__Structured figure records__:
------------------------------
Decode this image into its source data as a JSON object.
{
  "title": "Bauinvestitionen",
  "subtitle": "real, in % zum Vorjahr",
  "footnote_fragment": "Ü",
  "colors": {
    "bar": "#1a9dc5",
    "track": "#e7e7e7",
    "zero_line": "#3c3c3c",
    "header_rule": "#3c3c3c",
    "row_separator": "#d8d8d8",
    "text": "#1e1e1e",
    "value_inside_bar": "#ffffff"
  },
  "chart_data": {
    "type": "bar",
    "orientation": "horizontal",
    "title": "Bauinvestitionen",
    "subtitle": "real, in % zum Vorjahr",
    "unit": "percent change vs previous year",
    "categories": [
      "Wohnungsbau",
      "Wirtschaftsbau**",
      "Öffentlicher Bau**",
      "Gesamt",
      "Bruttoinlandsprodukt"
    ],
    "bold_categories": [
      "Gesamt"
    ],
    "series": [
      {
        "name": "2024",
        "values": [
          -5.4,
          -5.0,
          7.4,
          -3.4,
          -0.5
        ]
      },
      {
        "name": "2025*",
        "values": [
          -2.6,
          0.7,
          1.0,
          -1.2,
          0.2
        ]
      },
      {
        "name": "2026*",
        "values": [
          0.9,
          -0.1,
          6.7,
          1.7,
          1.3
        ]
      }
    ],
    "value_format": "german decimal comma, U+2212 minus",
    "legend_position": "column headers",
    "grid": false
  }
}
------------------------------
__SET TASK__: Copy out the full listing exactly.

__EXERCISE SOLUTION__:
Decode this image into its source data as a JSON object.
{
  "title": "Bauinvestitionen",
  "subtitle": "real, in % zum Vorjahr",
  "footnote_fragment": "Ü",
  "colors": {
    "bar": "#1a9dc5",
    "track": "#e7e7e7",
    "zero_line": "#3c3c3c",
    "header_rule": "#3c3c3c",
    "row_separator": "#d8d8d8",
    "text": "#1e1e1e",
    "value_inside_bar": "#ffffff"
  },
  "chart_data": {
    "type": "bar",
    "orientation": "horizontal",
    "title": "Bauinvestitionen",
    "subtitle": "real, in % zum Vorjahr",
    "unit": "percent change vs previous year",
    "categories": [
      "Wohnungsbau",
      "Wirtschaftsbau**",
      "Öffentlicher Bau**",
      "Gesamt",
      "Bruttoinlandsprodukt"
    ],
    "bold_categories": [
      "Gesamt"
    ],
    "series": [
      {
        "name": "2024",
        "values": [
          -5.4,
          -5.0,
          7.4,
          -3.4,
          -0.5
        ]
      },
      {
        "name": "2025*",
        "values": [
          -2.6,
          0.7,
          1.0,
          -1.2,
          0.2
        ]
      },
      {
        "name": "2026*",
        "values": [
          0.9,
          -0.1,
          6.7,
          1.7,
          1.3
        ]
      }
    ],
    "value_format": "german decimal comma, U+2212 minus",
    "legend_position": "column headers",
    "grid": false
  }
}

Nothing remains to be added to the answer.